What to do: Write the records below out in full, character for character, with no pictures.

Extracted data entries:
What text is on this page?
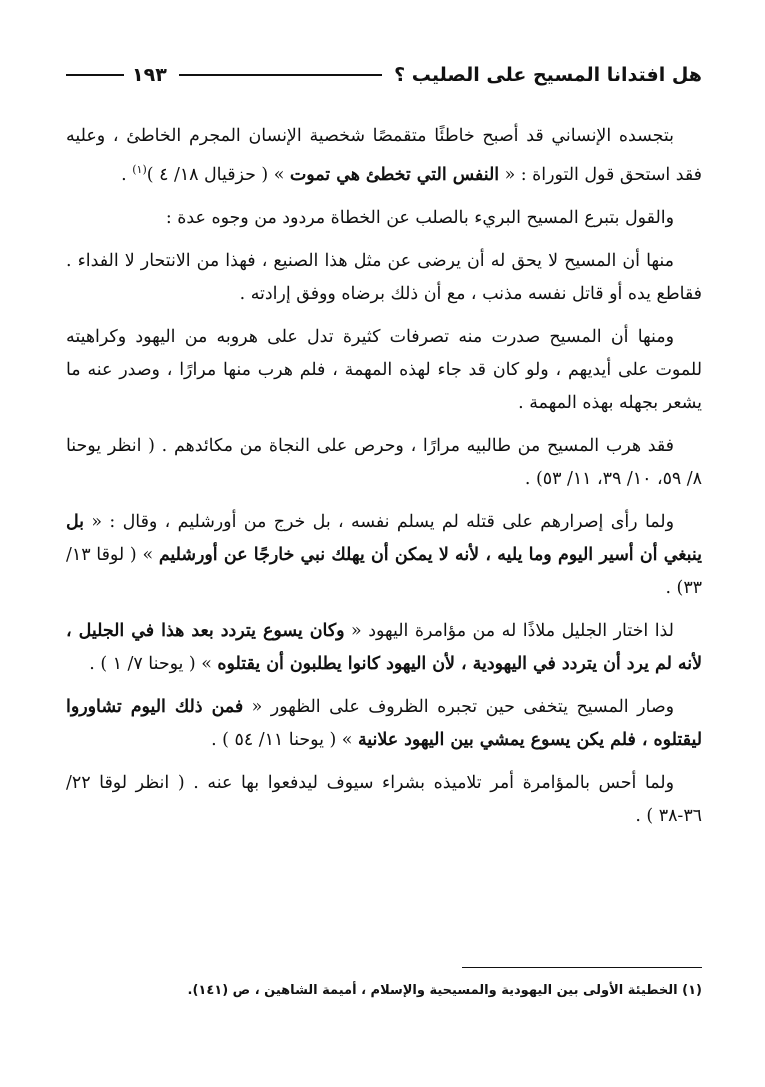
هل افتدانا المسيح على الصليب ؟
١٩٣

بتجسده الإنساني قد أصبح خاطئًا متقمصًا شخصية الإنسان المجرم الخاطئ ، وعليه فقد استحق قول التوراة : « النفس التي تخطئ هي تموت » ( حزقيال ١٨/ ٤ )$^{(١)}$ .

والقول بتبرع المسيح البريء بالصلب عن الخطاة مردود من وجوه عدة :

منها أن المسيح لا يحق له أن يرضى عن مثل هذا الصنيع ، فهذا من الانتحار لا الفداء . فقاطع يده أو قاتل نفسه مذنب ، مع أن ذلك برضاه ووفق إرادته .

ومنها أن المسيح صدرت منه تصرفات كثيرة تدل على هروبه من اليهود وكراهيته للموت على أيديهم ، ولو كان قد جاء لهذه المهمة ، فلم هرب منها مرارًا ، وصدر عنه ما يشعر بجهله بهذه المهمة .

فقد هرب المسيح من طالبيه مرارًا ، وحرص على النجاة من مكائدهم . ( انظر يوحنا ٨/ ٥٩، ١٠/ ٣٩، ١١/ ٥٣) .

ولما رأى إصرارهم على قتله لم يسلم نفسه ، بل خرج من أورشليم ، وقال : « بل ينبغي أن أسير اليوم وما يليه ، لأنه لا يمكن أن يهلك نبي خارجًا عن أورشليم » ( لوقا ١٣/ ٣٣) .

لذا اختار الجليل ملاذًا له من مؤامرة اليهود « وكان يسوع يتردد بعد هذا في الجليل ، لأنه لم يرد أن يتردد في اليهودية ، لأن اليهود كانوا يطلبون أن يقتلوه » ( يوحنا ٧/ ١ ) .

وصار المسيح يتخفى حين تجبره الظروف على الظهور « فمن ذلك اليوم تشاوروا ليقتلوه ، فلم يكن يسوع يمشي بين اليهود علانية » ( يوحنا ١١/ ٥٤ ) .

ولما أحس بالمؤامرة أمر تلاميذه بشراء سيوف ليدفعوا بها عنه . ( انظر لوقا ٢٢/ ٣٦-٣٨ ) .

(١) الخطيئة الأولى بين اليهودية والمسيحية والإسلام ، أميمة الشاهين ، ص (١٤١).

The completed task:
What text is on this page?
هل افتدانا المسيح على الصليب ؟
١٩٣

بتجسده الإنساني قد أصبح خاطئًا متقمصًا شخصية الإنسان المجرم الخاطئ ، وعليه فقد استحق قول التوراة : « النفس التي تخطئ هي تموت » ( حزقيال ١٨/ ٤ )$^{(١)}$ .

والقول بتبرع المسيح البريء بالصلب عن الخطاة مردود من وجوه عدة :

منها أن المسيح لا يحق له أن يرضى عن مثل هذا الصنيع ، فهذا من الانتحار لا الفداء . فقاطع يده أو قاتل نفسه مذنب ، مع أن ذلك برضاه ووفق إرادته .

ومنها أن المسيح صدرت منه تصرفات كثيرة تدل على هروبه من اليهود وكراهيته للموت على أيديهم ، ولو كان قد جاء لهذه المهمة ، فلم هرب منها مرارًا ، وصدر عنه ما يشعر بجهله بهذه المهمة .

فقد هرب المسيح من طالبيه مرارًا ، وحرص على النجاة من مكائدهم . ( انظر يوحنا ٨/ ٥٩، ١٠/ ٣٩، ١١/ ٥٣) .

ولما رأى إصرارهم على قتله لم يسلم نفسه ، بل خرج من أورشليم ، وقال : « بل ينبغي أن أسير اليوم وما يليه ، لأنه لا يمكن أن يهلك نبي خارجًا عن أورشليم » ( لوقا ١٣/ ٣٣) .

لذا اختار الجليل ملاذًا له من مؤامرة اليهود « وكان يسوع يتردد بعد هذا في الجليل ، لأنه لم يرد أن يتردد في اليهودية ، لأن اليهود كانوا يطلبون أن يقتلوه » ( يوحنا ٧/ ١ ) .

وصار المسيح يتخفى حين تجبره الظروف على الظهور « فمن ذلك اليوم تشاوروا ليقتلوه ، فلم يكن يسوع يمشي بين اليهود علانية » ( يوحنا ١١/ ٥٤ ) .

ولما أحس بالمؤامرة أمر تلاميذه بشراء سيوف ليدفعوا بها عنه . ( انظر لوقا ٢٢/ ٣٦-٣٨ ) .

(١) الخطيئة الأولى بين اليهودية والمسيحية والإسلام ، أميمة الشاهين ، ص (١٤١).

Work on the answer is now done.